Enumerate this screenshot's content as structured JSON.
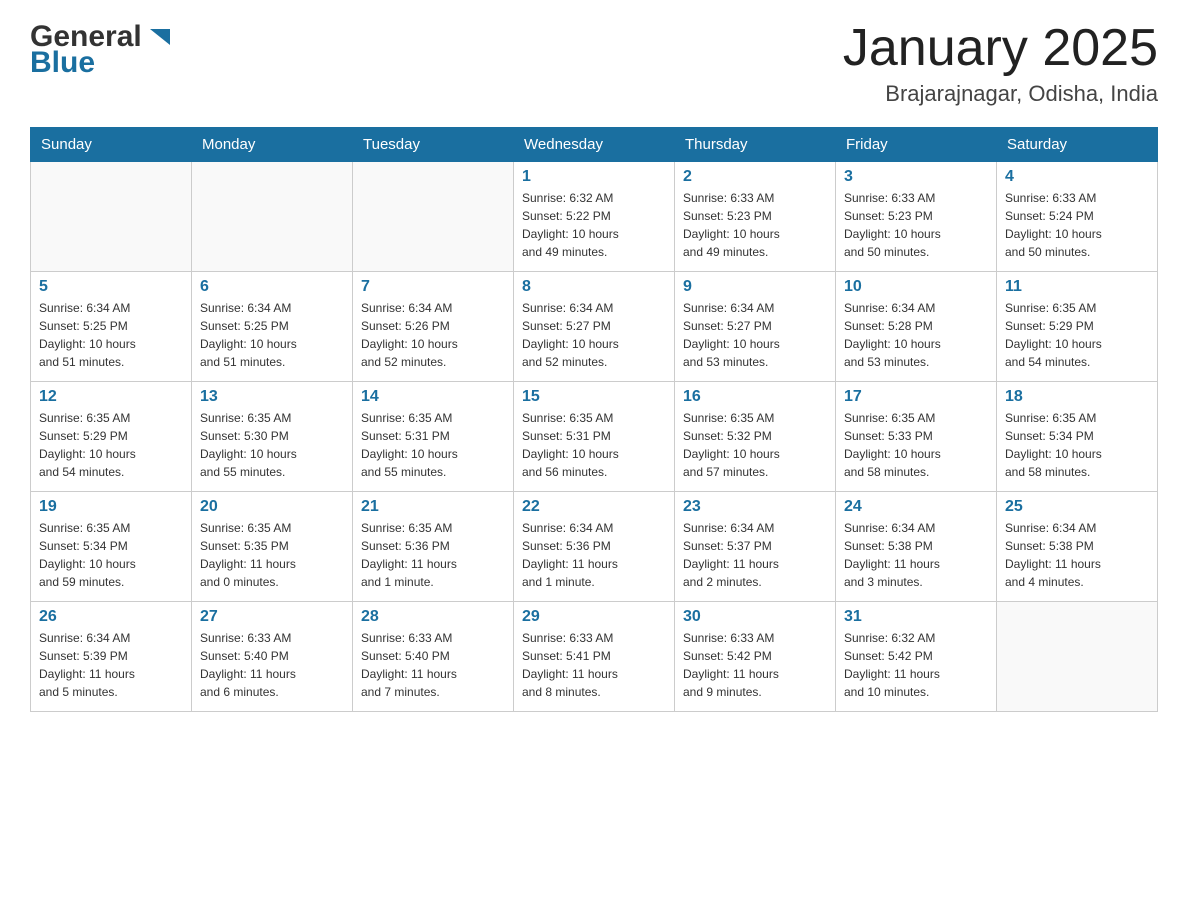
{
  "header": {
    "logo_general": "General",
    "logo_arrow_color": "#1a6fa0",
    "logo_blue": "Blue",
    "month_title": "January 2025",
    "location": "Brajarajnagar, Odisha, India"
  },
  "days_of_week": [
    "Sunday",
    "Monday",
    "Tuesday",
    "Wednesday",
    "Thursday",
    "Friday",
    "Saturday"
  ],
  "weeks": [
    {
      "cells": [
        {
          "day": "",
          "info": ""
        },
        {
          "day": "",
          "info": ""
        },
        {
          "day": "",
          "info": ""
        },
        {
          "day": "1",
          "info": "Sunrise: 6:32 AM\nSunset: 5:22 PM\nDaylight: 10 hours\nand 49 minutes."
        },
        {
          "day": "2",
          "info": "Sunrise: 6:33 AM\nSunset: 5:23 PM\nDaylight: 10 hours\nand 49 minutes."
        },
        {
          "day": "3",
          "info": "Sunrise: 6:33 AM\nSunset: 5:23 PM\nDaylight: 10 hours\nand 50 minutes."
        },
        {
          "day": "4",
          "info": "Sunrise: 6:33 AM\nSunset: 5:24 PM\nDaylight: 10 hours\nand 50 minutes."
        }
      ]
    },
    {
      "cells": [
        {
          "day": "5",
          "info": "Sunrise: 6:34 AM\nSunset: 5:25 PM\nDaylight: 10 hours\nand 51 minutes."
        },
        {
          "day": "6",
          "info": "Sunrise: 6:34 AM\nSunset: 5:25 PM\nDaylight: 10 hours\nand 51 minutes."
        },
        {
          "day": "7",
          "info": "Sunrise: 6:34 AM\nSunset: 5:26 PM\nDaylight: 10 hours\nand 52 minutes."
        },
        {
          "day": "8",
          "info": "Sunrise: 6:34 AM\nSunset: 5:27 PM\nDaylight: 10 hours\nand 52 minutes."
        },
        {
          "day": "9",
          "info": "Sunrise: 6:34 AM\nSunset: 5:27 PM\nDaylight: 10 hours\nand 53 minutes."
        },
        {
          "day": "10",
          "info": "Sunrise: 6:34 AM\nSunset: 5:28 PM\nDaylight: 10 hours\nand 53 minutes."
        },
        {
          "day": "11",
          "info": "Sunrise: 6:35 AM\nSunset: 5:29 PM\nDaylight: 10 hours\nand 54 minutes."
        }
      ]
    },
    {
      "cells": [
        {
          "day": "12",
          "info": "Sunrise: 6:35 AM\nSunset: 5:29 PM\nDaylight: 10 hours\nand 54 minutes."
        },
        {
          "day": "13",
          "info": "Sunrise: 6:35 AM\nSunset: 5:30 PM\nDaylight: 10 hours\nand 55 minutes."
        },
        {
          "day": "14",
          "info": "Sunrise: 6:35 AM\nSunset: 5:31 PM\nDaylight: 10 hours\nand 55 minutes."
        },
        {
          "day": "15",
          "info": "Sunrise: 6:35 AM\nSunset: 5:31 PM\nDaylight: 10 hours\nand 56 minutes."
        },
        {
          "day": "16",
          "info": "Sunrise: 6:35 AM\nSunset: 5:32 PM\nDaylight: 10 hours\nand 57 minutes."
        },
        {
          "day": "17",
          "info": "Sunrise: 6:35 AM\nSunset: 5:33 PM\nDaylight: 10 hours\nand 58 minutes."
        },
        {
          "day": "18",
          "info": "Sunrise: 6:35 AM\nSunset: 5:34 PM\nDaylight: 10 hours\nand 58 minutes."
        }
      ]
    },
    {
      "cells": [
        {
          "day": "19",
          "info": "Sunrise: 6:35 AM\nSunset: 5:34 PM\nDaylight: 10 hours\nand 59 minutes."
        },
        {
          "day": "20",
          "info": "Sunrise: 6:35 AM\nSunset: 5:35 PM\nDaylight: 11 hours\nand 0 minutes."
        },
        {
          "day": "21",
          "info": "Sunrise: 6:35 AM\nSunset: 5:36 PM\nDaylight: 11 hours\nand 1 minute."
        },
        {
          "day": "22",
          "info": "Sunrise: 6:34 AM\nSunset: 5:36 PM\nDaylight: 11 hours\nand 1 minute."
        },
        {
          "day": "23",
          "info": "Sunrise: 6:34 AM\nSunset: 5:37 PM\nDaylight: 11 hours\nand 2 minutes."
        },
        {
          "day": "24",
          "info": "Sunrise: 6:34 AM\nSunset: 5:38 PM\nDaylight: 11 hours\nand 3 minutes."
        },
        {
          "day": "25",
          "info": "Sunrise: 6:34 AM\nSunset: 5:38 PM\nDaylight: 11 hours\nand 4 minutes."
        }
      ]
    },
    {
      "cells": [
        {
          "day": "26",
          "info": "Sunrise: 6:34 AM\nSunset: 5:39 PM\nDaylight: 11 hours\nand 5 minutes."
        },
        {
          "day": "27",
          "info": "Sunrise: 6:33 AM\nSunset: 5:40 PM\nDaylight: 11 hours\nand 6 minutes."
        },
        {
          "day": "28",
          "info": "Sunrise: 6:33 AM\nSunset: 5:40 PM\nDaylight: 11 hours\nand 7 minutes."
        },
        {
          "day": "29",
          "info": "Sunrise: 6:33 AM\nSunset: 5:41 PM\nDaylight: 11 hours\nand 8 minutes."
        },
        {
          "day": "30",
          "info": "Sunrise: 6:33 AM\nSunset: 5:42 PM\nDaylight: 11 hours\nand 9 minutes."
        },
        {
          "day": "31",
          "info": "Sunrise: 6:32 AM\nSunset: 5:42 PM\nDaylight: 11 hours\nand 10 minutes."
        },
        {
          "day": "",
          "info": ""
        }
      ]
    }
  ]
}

::::

▶ **EXERCISE DETAILS**: Write out all the entries word for word, but skip any images.

▶ **THE REPLY**:
Enumerate this screenshot's content as structured JSON.
{
  "header": {
    "logo_general": "General",
    "logo_arrow_color": "#1a6fa0",
    "logo_blue": "Blue",
    "month_title": "January 2025",
    "location": "Brajarajnagar, Odisha, India"
  },
  "days_of_week": [
    "Sunday",
    "Monday",
    "Tuesday",
    "Wednesday",
    "Thursday",
    "Friday",
    "Saturday"
  ],
  "weeks": [
    {
      "cells": [
        {
          "day": "",
          "info": ""
        },
        {
          "day": "",
          "info": ""
        },
        {
          "day": "",
          "info": ""
        },
        {
          "day": "1",
          "info": "Sunrise: 6:32 AM\nSunset: 5:22 PM\nDaylight: 10 hours\nand 49 minutes."
        },
        {
          "day": "2",
          "info": "Sunrise: 6:33 AM\nSunset: 5:23 PM\nDaylight: 10 hours\nand 49 minutes."
        },
        {
          "day": "3",
          "info": "Sunrise: 6:33 AM\nSunset: 5:23 PM\nDaylight: 10 hours\nand 50 minutes."
        },
        {
          "day": "4",
          "info": "Sunrise: 6:33 AM\nSunset: 5:24 PM\nDaylight: 10 hours\nand 50 minutes."
        }
      ]
    },
    {
      "cells": [
        {
          "day": "5",
          "info": "Sunrise: 6:34 AM\nSunset: 5:25 PM\nDaylight: 10 hours\nand 51 minutes."
        },
        {
          "day": "6",
          "info": "Sunrise: 6:34 AM\nSunset: 5:25 PM\nDaylight: 10 hours\nand 51 minutes."
        },
        {
          "day": "7",
          "info": "Sunrise: 6:34 AM\nSunset: 5:26 PM\nDaylight: 10 hours\nand 52 minutes."
        },
        {
          "day": "8",
          "info": "Sunrise: 6:34 AM\nSunset: 5:27 PM\nDaylight: 10 hours\nand 52 minutes."
        },
        {
          "day": "9",
          "info": "Sunrise: 6:34 AM\nSunset: 5:27 PM\nDaylight: 10 hours\nand 53 minutes."
        },
        {
          "day": "10",
          "info": "Sunrise: 6:34 AM\nSunset: 5:28 PM\nDaylight: 10 hours\nand 53 minutes."
        },
        {
          "day": "11",
          "info": "Sunrise: 6:35 AM\nSunset: 5:29 PM\nDaylight: 10 hours\nand 54 minutes."
        }
      ]
    },
    {
      "cells": [
        {
          "day": "12",
          "info": "Sunrise: 6:35 AM\nSunset: 5:29 PM\nDaylight: 10 hours\nand 54 minutes."
        },
        {
          "day": "13",
          "info": "Sunrise: 6:35 AM\nSunset: 5:30 PM\nDaylight: 10 hours\nand 55 minutes."
        },
        {
          "day": "14",
          "info": "Sunrise: 6:35 AM\nSunset: 5:31 PM\nDaylight: 10 hours\nand 55 minutes."
        },
        {
          "day": "15",
          "info": "Sunrise: 6:35 AM\nSunset: 5:31 PM\nDaylight: 10 hours\nand 56 minutes."
        },
        {
          "day": "16",
          "info": "Sunrise: 6:35 AM\nSunset: 5:32 PM\nDaylight: 10 hours\nand 57 minutes."
        },
        {
          "day": "17",
          "info": "Sunrise: 6:35 AM\nSunset: 5:33 PM\nDaylight: 10 hours\nand 58 minutes."
        },
        {
          "day": "18",
          "info": "Sunrise: 6:35 AM\nSunset: 5:34 PM\nDaylight: 10 hours\nand 58 minutes."
        }
      ]
    },
    {
      "cells": [
        {
          "day": "19",
          "info": "Sunrise: 6:35 AM\nSunset: 5:34 PM\nDaylight: 10 hours\nand 59 minutes."
        },
        {
          "day": "20",
          "info": "Sunrise: 6:35 AM\nSunset: 5:35 PM\nDaylight: 11 hours\nand 0 minutes."
        },
        {
          "day": "21",
          "info": "Sunrise: 6:35 AM\nSunset: 5:36 PM\nDaylight: 11 hours\nand 1 minute."
        },
        {
          "day": "22",
          "info": "Sunrise: 6:34 AM\nSunset: 5:36 PM\nDaylight: 11 hours\nand 1 minute."
        },
        {
          "day": "23",
          "info": "Sunrise: 6:34 AM\nSunset: 5:37 PM\nDaylight: 11 hours\nand 2 minutes."
        },
        {
          "day": "24",
          "info": "Sunrise: 6:34 AM\nSunset: 5:38 PM\nDaylight: 11 hours\nand 3 minutes."
        },
        {
          "day": "25",
          "info": "Sunrise: 6:34 AM\nSunset: 5:38 PM\nDaylight: 11 hours\nand 4 minutes."
        }
      ]
    },
    {
      "cells": [
        {
          "day": "26",
          "info": "Sunrise: 6:34 AM\nSunset: 5:39 PM\nDaylight: 11 hours\nand 5 minutes."
        },
        {
          "day": "27",
          "info": "Sunrise: 6:33 AM\nSunset: 5:40 PM\nDaylight: 11 hours\nand 6 minutes."
        },
        {
          "day": "28",
          "info": "Sunrise: 6:33 AM\nSunset: 5:40 PM\nDaylight: 11 hours\nand 7 minutes."
        },
        {
          "day": "29",
          "info": "Sunrise: 6:33 AM\nSunset: 5:41 PM\nDaylight: 11 hours\nand 8 minutes."
        },
        {
          "day": "30",
          "info": "Sunrise: 6:33 AM\nSunset: 5:42 PM\nDaylight: 11 hours\nand 9 minutes."
        },
        {
          "day": "31",
          "info": "Sunrise: 6:32 AM\nSunset: 5:42 PM\nDaylight: 11 hours\nand 10 minutes."
        },
        {
          "day": "",
          "info": ""
        }
      ]
    }
  ]
}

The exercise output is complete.